• **SHORT EXERCISE**
Write out, exactly as they appear, only the lines running from the line with "Output the text content of this document." to the final line of the listing; include both.

* Begin INPUT MATERIAL *

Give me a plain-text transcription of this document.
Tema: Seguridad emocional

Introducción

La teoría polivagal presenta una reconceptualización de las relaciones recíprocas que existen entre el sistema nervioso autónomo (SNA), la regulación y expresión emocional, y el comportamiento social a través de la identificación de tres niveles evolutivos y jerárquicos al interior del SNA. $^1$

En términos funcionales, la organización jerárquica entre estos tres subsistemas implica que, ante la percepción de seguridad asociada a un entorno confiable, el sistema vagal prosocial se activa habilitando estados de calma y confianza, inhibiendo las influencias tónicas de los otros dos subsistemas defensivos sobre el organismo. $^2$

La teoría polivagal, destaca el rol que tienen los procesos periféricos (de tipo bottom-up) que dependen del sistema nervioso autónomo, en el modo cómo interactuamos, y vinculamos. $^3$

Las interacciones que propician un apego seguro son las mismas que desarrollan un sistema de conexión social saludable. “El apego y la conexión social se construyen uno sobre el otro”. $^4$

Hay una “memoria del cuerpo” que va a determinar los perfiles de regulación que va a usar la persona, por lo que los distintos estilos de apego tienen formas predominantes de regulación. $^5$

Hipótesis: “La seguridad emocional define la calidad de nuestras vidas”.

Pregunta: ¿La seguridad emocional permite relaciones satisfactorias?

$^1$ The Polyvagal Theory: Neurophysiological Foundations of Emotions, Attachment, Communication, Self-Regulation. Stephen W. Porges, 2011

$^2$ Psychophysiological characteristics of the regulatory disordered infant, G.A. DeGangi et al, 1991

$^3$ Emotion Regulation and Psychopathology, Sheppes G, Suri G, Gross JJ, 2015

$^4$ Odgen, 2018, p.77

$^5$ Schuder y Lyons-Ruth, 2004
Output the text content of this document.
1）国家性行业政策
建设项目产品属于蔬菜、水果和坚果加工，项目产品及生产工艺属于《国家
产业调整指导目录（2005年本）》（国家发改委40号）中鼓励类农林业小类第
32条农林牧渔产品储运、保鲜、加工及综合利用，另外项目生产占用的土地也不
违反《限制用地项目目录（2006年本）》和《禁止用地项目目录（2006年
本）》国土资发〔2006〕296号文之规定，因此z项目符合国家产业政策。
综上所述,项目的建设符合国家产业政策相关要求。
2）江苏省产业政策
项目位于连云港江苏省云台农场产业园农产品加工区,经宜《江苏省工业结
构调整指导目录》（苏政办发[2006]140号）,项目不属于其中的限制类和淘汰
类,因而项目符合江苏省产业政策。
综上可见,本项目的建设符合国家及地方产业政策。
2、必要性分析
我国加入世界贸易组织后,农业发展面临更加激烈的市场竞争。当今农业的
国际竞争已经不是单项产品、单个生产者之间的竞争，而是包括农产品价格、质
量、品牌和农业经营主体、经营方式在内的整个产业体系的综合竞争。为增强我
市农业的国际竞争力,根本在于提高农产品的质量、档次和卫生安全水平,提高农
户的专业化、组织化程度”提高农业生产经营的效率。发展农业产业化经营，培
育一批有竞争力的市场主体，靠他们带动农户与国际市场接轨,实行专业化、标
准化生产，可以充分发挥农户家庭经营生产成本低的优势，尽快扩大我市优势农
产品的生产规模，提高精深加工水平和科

* End INPUT MATERIAL *

• **WRITTEN RESPONSE**
Output the text content of this document.
1）国家性行业政策
建设项目产品属于蔬菜、水果和坚果加工，项目产品及生产工艺属于《国家
产业调整指导目录（2005年本）》（国家发改委40号）中鼓励类农林业小类第
32条农林牧渔产品储运、保鲜、加工及综合利用，另外项目生产占用的土地也不
违反《限制用地项目目录（2006年本）》和《禁止用地项目目录（2006年
本）》国土资发〔2006〕296号文之规定，因此z项目符合国家产业政策。
综上所述,项目的建设符合国家产业政策相关要求。
2）江苏省产业政策
项目位于连云港江苏省云台农场产业园农产品加工区,经宜《江苏省工业结
构调整指导目录》（苏政办发[2006]140号）,项目不属于其中的限制类和淘汰
类,因而项目符合江苏省产业政策。
综上可见,本项目的建设符合国家及地方产业政策。
2、必要性分析
我国加入世界贸易组织后,农业发展面临更加激烈的市场竞争。当今农业的
国际竞争已经不是单项产品、单个生产者之间的竞争，而是包括农产品价格、质
量、品牌和农业经营主体、经营方式在内的整个产业体系的综合竞争。为增强我
市农业的国际竞争力,根本在于提高农产品的质量、档次和卫生安全水平,提高农
户的专业化、组织化程度”提高农业生产经营的效率。发展农业产业化经营，培
育一批有竞争力的市场主体，靠他们带动农户与国际市场接轨,实行专业化、标
准化生产，可以充分发挥农户家庭经营生产成本低的优势，尽快扩大我市优势农
产品的生产规模，提高精深加工水平和科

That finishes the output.